* [Available records]:
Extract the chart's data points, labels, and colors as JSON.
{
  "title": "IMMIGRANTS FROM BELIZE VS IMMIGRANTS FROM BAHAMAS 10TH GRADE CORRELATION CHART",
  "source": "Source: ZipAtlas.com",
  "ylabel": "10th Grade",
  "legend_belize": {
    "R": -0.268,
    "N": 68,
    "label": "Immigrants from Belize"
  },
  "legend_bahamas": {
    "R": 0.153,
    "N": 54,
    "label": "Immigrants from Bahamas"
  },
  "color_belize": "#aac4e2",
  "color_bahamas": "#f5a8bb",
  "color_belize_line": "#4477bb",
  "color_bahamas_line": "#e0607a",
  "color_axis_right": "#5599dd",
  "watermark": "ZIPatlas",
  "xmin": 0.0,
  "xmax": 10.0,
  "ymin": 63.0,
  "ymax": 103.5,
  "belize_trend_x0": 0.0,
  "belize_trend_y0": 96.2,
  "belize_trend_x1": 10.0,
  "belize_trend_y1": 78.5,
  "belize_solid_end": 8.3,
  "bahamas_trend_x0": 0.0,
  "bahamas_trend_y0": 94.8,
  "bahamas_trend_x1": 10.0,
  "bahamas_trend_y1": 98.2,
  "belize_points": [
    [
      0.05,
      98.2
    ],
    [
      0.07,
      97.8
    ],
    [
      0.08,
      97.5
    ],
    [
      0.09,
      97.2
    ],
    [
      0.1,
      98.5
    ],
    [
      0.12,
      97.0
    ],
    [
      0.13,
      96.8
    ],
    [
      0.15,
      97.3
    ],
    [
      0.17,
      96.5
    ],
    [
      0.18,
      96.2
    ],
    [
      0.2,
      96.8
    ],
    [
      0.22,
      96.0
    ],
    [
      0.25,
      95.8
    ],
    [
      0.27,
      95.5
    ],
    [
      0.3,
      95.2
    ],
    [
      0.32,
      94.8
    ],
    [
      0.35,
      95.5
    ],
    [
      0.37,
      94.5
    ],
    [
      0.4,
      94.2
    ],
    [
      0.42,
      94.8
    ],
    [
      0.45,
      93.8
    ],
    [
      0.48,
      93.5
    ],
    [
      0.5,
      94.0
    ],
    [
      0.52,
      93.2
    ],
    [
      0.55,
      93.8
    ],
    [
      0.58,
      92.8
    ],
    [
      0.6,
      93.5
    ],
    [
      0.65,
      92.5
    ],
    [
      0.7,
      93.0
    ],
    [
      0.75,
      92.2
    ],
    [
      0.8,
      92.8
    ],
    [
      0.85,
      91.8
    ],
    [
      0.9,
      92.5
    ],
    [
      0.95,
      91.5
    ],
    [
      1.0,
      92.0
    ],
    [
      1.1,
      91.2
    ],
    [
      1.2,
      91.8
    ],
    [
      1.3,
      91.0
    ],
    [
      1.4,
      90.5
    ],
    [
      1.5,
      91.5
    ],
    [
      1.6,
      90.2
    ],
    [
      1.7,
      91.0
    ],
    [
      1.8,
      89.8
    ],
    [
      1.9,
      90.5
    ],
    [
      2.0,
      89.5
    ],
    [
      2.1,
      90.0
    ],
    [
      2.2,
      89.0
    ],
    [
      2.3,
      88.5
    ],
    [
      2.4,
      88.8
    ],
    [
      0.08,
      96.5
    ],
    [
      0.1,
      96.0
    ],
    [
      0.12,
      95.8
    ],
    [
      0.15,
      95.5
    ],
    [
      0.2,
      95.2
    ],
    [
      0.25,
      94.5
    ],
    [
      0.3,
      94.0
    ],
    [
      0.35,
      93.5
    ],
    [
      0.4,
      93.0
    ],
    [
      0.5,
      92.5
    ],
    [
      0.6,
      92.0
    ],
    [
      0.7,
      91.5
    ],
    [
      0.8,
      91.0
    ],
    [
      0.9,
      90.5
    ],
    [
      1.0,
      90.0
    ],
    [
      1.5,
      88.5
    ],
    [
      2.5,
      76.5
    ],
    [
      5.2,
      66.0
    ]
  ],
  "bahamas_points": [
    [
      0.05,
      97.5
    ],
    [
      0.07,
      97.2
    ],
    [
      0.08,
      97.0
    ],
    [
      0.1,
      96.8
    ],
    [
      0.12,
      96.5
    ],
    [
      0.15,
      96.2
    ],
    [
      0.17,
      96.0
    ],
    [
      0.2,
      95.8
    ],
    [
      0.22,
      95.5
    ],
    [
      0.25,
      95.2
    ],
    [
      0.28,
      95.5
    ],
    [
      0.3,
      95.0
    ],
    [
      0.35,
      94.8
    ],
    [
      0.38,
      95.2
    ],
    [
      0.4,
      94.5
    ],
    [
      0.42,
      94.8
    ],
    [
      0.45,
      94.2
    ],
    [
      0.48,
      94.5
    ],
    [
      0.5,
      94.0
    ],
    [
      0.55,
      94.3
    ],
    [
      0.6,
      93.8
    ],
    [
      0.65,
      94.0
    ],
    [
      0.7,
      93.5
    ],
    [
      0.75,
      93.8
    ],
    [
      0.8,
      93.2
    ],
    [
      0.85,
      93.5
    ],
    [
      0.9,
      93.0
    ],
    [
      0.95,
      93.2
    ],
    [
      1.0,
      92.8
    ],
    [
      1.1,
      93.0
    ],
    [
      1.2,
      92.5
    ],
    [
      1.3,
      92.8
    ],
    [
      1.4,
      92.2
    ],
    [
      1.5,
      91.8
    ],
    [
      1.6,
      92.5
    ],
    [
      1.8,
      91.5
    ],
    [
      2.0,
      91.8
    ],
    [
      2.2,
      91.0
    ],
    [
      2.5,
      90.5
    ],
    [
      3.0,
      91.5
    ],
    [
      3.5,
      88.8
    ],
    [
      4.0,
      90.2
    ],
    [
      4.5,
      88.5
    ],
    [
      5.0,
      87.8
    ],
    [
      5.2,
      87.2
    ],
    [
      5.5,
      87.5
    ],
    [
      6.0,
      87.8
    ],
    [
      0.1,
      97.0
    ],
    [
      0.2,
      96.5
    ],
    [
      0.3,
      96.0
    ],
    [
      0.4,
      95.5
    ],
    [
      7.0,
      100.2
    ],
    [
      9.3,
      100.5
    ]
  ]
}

* [Problem description]:
Type the whole listing again, unaltered.

* [Written solution]:
Extract the chart's data points, labels, and colors as JSON.
{
  "title": "IMMIGRANTS FROM BELIZE VS IMMIGRANTS FROM BAHAMAS 10TH GRADE CORRELATION CHART",
  "source": "Source: ZipAtlas.com",
  "ylabel": "10th Grade",
  "legend_belize": {
    "R": -0.268,
    "N": 68,
    "label": "Immigrants from Belize"
  },
  "legend_bahamas": {
    "R": 0.153,
    "N": 54,
    "label": "Immigrants from Bahamas"
  },
  "color_belize": "#aac4e2",
  "color_bahamas": "#f5a8bb",
  "color_belize_line": "#4477bb",
  "color_bahamas_line": "#e0607a",
  "color_axis_right": "#5599dd",
  "watermark": "ZIPatlas",
  "xmin": 0.0,
  "xmax": 10.0,
  "ymin": 63.0,
  "ymax": 103.5,
  "belize_trend_x0": 0.0,
  "belize_trend_y0": 96.2,
  "belize_trend_x1": 10.0,
  "belize_trend_y1": 78.5,
  "belize_solid_end": 8.3,
  "bahamas_trend_x0": 0.0,
  "bahamas_trend_y0": 94.8,
  "bahamas_trend_x1": 10.0,
  "bahamas_trend_y1": 98.2,
  "belize_points": [
    [
      0.05,
      98.2
    ],
    [
      0.07,
      97.8
    ],
    [
      0.08,
      97.5
    ],
    [
      0.09,
      97.2
    ],
    [
      0.1,
      98.5
    ],
    [
      0.12,
      97.0
    ],
    [
      0.13,
      96.8
    ],
    [
      0.15,
      97.3
    ],
    [
      0.17,
      96.5
    ],
    [
      0.18,
      96.2
    ],
    [
      0.2,
      96.8
    ],
    [
      0.22,
      96.0
    ],
    [
      0.25,
      95.8
    ],
    [
      0.27,
      95.5
    ],
    [
      0.3,
      95.2
    ],
    [
      0.32,
      94.8
    ],
    [
      0.35,
      95.5
    ],
    [
      0.37,
      94.5
    ],
    [
      0.4,
      94.2
    ],
    [
      0.42,
      94.8
    ],
    [
      0.45,
      93.8
    ],
    [
      0.48,
      93.5
    ],
    [
      0.5,
      94.0
    ],
    [
      0.52,
      93.2
    ],
    [
      0.55,
      93.8
    ],
    [
      0.58,
      92.8
    ],
    [
      0.6,
      93.5
    ],
    [
      0.65,
      92.5
    ],
    [
      0.7,
      93.0
    ],
    [
      0.75,
      92.2
    ],
    [
      0.8,
      92.8
    ],
    [
      0.85,
      91.8
    ],
    [
      0.9,
      92.5
    ],
    [
      0.95,
      91.5
    ],
    [
      1.0,
      92.0
    ],
    [
      1.1,
      91.2
    ],
    [
      1.2,
      91.8
    ],
    [
      1.3,
      91.0
    ],
    [
      1.4,
      90.5
    ],
    [
      1.5,
      91.5
    ],
    [
      1.6,
      90.2
    ],
    [
      1.7,
      91.0
    ],
    [
      1.8,
      89.8
    ],
    [
      1.9,
      90.5
    ],
    [
      2.0,
      89.5
    ],
    [
      2.1,
      90.0
    ],
    [
      2.2,
      89.0
    ],
    [
      2.3,
      88.5
    ],
    [
      2.4,
      88.8
    ],
    [
      0.08,
      96.5
    ],
    [
      0.1,
      96.0
    ],
    [
      0.12,
      95.8
    ],
    [
      0.15,
      95.5
    ],
    [
      0.2,
      95.2
    ],
    [
      0.25,
      94.5
    ],
    [
      0.3,
      94.0
    ],
    [
      0.35,
      93.5
    ],
    [
      0.4,
      93.0
    ],
    [
      0.5,
      92.5
    ],
    [
      0.6,
      92.0
    ],
    [
      0.7,
      91.5
    ],
    [
      0.8,
      91.0
    ],
    [
      0.9,
      90.5
    ],
    [
      1.0,
      90.0
    ],
    [
      1.5,
      88.5
    ],
    [
      2.5,
      76.5
    ],
    [
      5.2,
      66.0
    ]
  ],
  "bahamas_points": [
    [
      0.05,
      97.5
    ],
    [
      0.07,
      97.2
    ],
    [
      0.08,
      97.0
    ],
    [
      0.1,
      96.8
    ],
    [
      0.12,
      96.5
    ],
    [
      0.15,
      96.2
    ],
    [
      0.17,
      96.0
    ],
    [
      0.2,
      95.8
    ],
    [
      0.22,
      95.5
    ],
    [
      0.25,
      95.2
    ],
    [
      0.28,
      95.5
    ],
    [
      0.3,
      95.0
    ],
    [
      0.35,
      94.8
    ],
    [
      0.38,
      95.2
    ],
    [
      0.4,
      94.5
    ],
    [
      0.42,
      94.8
    ],
    [
      0.45,
      94.2
    ],
    [
      0.48,
      94.5
    ],
    [
      0.5,
      94.0
    ],
    [
      0.55,
      94.3
    ],
    [
      0.6,
      93.8
    ],
    [
      0.65,
      94.0
    ],
    [
      0.7,
      93.5
    ],
    [
      0.75,
      93.8
    ],
    [
      0.8,
      93.2
    ],
    [
      0.85,
      93.5
    ],
    [
      0.9,
      93.0
    ],
    [
      0.95,
      93.2
    ],
    [
      1.0,
      92.8
    ],
    [
      1.1,
      93.0
    ],
    [
      1.2,
      92.5
    ],
    [
      1.3,
      92.8
    ],
    [
      1.4,
      92.2
    ],
    [
      1.5,
      91.8
    ],
    [
      1.6,
      92.5
    ],
    [
      1.8,
      91.5
    ],
    [
      2.0,
      91.8
    ],
    [
      2.2,
      91.0
    ],
    [
      2.5,
      90.5
    ],
    [
      3.0,
      91.5
    ],
    [
      3.5,
      88.8
    ],
    [
      4.0,
      90.2
    ],
    [
      4.5,
      88.5
    ],
    [
      5.0,
      87.8
    ],
    [
      5.2,
      87.2
    ],
    [
      5.5,
      87.5
    ],
    [
      6.0,
      87.8
    ],
    [
      0.1,
      97.0
    ],
    [
      0.2,
      96.5
    ],
    [
      0.3,
      96.0
    ],
    [
      0.4,
      95.5
    ],
    [
      7.0,
      100.2
    ],
    [
      9.3,
      100.5
    ]
  ]
}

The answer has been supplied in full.